Objetivo:
Cite, do trecho fornecido, a parte que começa em "outros países, a" e termina em "cidade/região de origem.", sem alterar nenhuma palavra.

Ao longo da pesquisa, foi grande a diferença percebida entre o conhecimento apresentado pelos

estudantes de primeiro ano e os de segundo e terceiro, o que mostra o importante papel desse período

formativo. Durante a realização da cartografia, por exemplo, muitos dos estudantes da 1a série, que

estavam há apenas um bimestre no ensino médio, apresentavam um conhecimento de geografia

bastante reduzido em todos os níveis: em um mapa mundi sem a demarcação geopolítica dos países,

não conseguiam distinguir o Brasil do restante da América do Sul, não encontravam outros países nas

Américas, e tampouco sabiam em que continentes estavam os demais países que conheciam, ou onde

essas regiões se localizavam. Uma estudante chegou a comentar como as tags referentes a produtos de

consumo coladas pelos colegas estavam ajudando-a a se localizar no mapa: “Alguém perguntou onde

fica a China, falei nesse monte de yakisoba. E o Japão, nesse monte de arroz”. Além de questões sobre

outros países, a discussão sobre o conhecimento das diferentes regiões do Brasil também surgiu no

momento do levantamento de elementos culturais, fator que é resultante da convivência que esses

jovens têm com indivíduos de regiões do país diferentes das suas, e ao mesmo tempo de uma nova

maneira de percepção da identidade regional e local por cada jovem, que destacam os elementos que

são de sua cidade/região de origem.

Registros de anotação de layout:
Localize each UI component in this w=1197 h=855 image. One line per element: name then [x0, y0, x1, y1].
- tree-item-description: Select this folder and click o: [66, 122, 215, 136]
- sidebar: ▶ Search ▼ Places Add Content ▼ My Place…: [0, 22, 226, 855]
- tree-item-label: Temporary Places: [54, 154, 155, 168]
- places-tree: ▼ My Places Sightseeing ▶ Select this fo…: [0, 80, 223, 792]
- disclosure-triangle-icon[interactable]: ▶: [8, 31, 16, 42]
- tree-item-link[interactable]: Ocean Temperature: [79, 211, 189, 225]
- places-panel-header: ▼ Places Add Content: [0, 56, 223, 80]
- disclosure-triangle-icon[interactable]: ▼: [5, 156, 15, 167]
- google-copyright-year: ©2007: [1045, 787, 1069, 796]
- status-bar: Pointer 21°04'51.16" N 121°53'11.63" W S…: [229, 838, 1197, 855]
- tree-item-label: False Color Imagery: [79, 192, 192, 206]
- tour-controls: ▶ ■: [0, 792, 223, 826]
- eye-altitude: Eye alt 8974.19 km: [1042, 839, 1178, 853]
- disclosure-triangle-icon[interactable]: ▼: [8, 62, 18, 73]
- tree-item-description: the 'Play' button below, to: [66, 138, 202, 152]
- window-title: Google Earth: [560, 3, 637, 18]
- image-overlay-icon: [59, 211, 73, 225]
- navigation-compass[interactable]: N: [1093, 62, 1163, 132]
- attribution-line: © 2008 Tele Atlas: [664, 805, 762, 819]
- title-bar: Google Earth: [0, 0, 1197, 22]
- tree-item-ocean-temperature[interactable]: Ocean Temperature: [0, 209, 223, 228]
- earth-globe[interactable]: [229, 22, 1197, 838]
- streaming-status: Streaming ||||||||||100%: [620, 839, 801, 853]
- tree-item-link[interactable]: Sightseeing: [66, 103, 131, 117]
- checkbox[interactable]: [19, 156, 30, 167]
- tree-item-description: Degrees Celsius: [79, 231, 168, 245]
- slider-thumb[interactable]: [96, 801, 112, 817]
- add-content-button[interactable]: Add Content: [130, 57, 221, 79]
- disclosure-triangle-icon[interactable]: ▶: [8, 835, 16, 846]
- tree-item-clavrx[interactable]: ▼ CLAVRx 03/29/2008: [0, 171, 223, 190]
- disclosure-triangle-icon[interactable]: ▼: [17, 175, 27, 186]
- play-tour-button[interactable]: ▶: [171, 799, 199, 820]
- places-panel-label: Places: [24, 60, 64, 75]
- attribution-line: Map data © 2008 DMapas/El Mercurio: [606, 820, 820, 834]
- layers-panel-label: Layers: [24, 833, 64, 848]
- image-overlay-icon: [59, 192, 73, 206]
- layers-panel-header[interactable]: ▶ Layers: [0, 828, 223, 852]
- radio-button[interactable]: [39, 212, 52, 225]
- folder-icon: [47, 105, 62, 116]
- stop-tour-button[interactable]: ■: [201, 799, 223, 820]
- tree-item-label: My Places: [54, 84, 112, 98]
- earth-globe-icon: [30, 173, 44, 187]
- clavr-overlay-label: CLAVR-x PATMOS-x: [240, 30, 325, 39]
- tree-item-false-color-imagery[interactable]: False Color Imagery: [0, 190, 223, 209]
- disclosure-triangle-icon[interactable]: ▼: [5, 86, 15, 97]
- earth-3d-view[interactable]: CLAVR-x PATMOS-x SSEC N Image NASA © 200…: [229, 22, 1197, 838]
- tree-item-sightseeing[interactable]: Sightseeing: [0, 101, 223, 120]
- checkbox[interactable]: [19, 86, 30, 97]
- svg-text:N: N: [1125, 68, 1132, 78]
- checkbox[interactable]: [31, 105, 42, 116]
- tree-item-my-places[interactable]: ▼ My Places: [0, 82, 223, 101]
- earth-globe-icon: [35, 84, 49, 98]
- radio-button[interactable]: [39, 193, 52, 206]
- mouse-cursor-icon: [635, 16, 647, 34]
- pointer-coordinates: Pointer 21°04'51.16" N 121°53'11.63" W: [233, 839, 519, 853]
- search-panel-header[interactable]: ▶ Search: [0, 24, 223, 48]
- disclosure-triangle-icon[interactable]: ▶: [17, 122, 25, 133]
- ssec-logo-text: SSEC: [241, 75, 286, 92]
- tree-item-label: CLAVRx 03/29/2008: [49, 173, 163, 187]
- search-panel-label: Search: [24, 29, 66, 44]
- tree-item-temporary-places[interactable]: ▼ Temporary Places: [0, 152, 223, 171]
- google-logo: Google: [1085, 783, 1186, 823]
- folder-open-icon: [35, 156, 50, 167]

Resultado:
outros países, a discussão sobre o conhecimento das diferentes regiões do Brasil também surgiu no

momento do levantamento de elementos culturais, fator que é resultante da convivência que esses

jovens têm com indivíduos de regiões do país diferentes das suas, e ao mesmo tempo de uma nova

maneira de percepção da identidade regional e local por cada jovem, que destacam os elementos que

são de sua cidade/região de origem.